Restate the listing that follows word for word, without its pictures.

— START RECORDS PROVIDED —

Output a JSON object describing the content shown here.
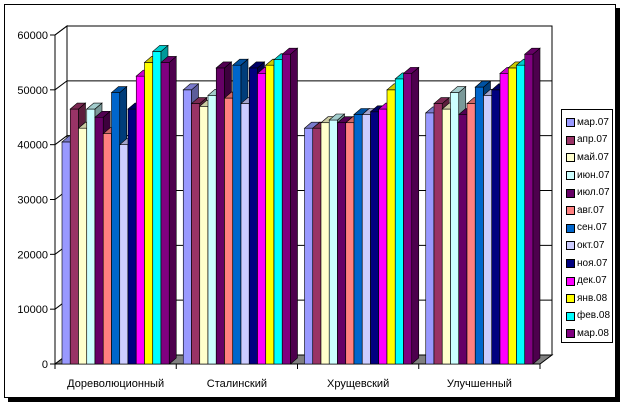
{
  "chart_data": {
    "type": "bar",
    "categories": [
      "Дореволюционный",
      "Сталинский",
      "Хрущевский",
      "Улучшенный"
    ],
    "y_ticks": [
      "0",
      "10000",
      "20000",
      "30000",
      "40000",
      "50000",
      "60000"
    ],
    "ylim": [
      0,
      60000
    ],
    "grid": true,
    "legend_position": "right",
    "series": [
      {
        "name": "мар.07",
        "color": "#9999ff",
        "values": [
          40500,
          50000,
          43000,
          45800
        ]
      },
      {
        "name": "апр.07",
        "color": "#993366",
        "values": [
          46500,
          47500,
          43000,
          47500
        ]
      },
      {
        "name": "май.07",
        "color": "#ffffcc",
        "values": [
          43000,
          47000,
          44000,
          46500
        ]
      },
      {
        "name": "июн.07",
        "color": "#ccffff",
        "values": [
          46500,
          49000,
          44500,
          49500
        ]
      },
      {
        "name": "июл.07",
        "color": "#660066",
        "values": [
          45000,
          54000,
          44000,
          45500
        ]
      },
      {
        "name": "авг.07",
        "color": "#ff8080",
        "values": [
          42000,
          48500,
          44000,
          47500
        ]
      },
      {
        "name": "сен.07",
        "color": "#0066cc",
        "values": [
          49500,
          54500,
          45500,
          50500
        ]
      },
      {
        "name": "окт.07",
        "color": "#ccccff",
        "values": [
          40000,
          47500,
          45500,
          49000
        ]
      },
      {
        "name": "ноя.07",
        "color": "#000080",
        "values": [
          46500,
          54000,
          46000,
          50000
        ]
      },
      {
        "name": "дек.07",
        "color": "#ff00ff",
        "values": [
          52500,
          53000,
          46500,
          53000
        ]
      },
      {
        "name": "янв.08",
        "color": "#ffff00",
        "values": [
          55000,
          54500,
          50000,
          54000
        ]
      },
      {
        "name": "фев.08",
        "color": "#00ffff",
        "values": [
          57000,
          55500,
          52000,
          54500
        ]
      },
      {
        "name": "мар.08",
        "color": "#800080",
        "values": [
          55000,
          56500,
          53000,
          56500
        ]
      }
    ]
  }
}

— END RECORDS PROVIDED —

RESPONSE TO THIS TASK:
Output a JSON object describing the content shown here.
{
  "chart_data": {
    "type": "bar",
    "categories": [
      "Дореволюционный",
      "Сталинский",
      "Хрущевский",
      "Улучшенный"
    ],
    "y_ticks": [
      "0",
      "10000",
      "20000",
      "30000",
      "40000",
      "50000",
      "60000"
    ],
    "ylim": [
      0,
      60000
    ],
    "grid": true,
    "legend_position": "right",
    "series": [
      {
        "name": "мар.07",
        "color": "#9999ff",
        "values": [
          40500,
          50000,
          43000,
          45800
        ]
      },
      {
        "name": "апр.07",
        "color": "#993366",
        "values": [
          46500,
          47500,
          43000,
          47500
        ]
      },
      {
        "name": "май.07",
        "color": "#ffffcc",
        "values": [
          43000,
          47000,
          44000,
          46500
        ]
      },
      {
        "name": "июн.07",
        "color": "#ccffff",
        "values": [
          46500,
          49000,
          44500,
          49500
        ]
      },
      {
        "name": "июл.07",
        "color": "#660066",
        "values": [
          45000,
          54000,
          44000,
          45500
        ]
      },
      {
        "name": "авг.07",
        "color": "#ff8080",
        "values": [
          42000,
          48500,
          44000,
          47500
        ]
      },
      {
        "name": "сен.07",
        "color": "#0066cc",
        "values": [
          49500,
          54500,
          45500,
          50500
        ]
      },
      {
        "name": "окт.07",
        "color": "#ccccff",
        "values": [
          40000,
          47500,
          45500,
          49000
        ]
      },
      {
        "name": "ноя.07",
        "color": "#000080",
        "values": [
          46500,
          54000,
          46000,
          50000
        ]
      },
      {
        "name": "дек.07",
        "color": "#ff00ff",
        "values": [
          52500,
          53000,
          46500,
          53000
        ]
      },
      {
        "name": "янв.08",
        "color": "#ffff00",
        "values": [
          55000,
          54500,
          50000,
          54000
        ]
      },
      {
        "name": "фев.08",
        "color": "#00ffff",
        "values": [
          57000,
          55500,
          52000,
          54500
        ]
      },
      {
        "name": "мар.08",
        "color": "#800080",
        "values": [
          55000,
          56500,
          53000,
          56500
        ]
      }
    ]
  }
}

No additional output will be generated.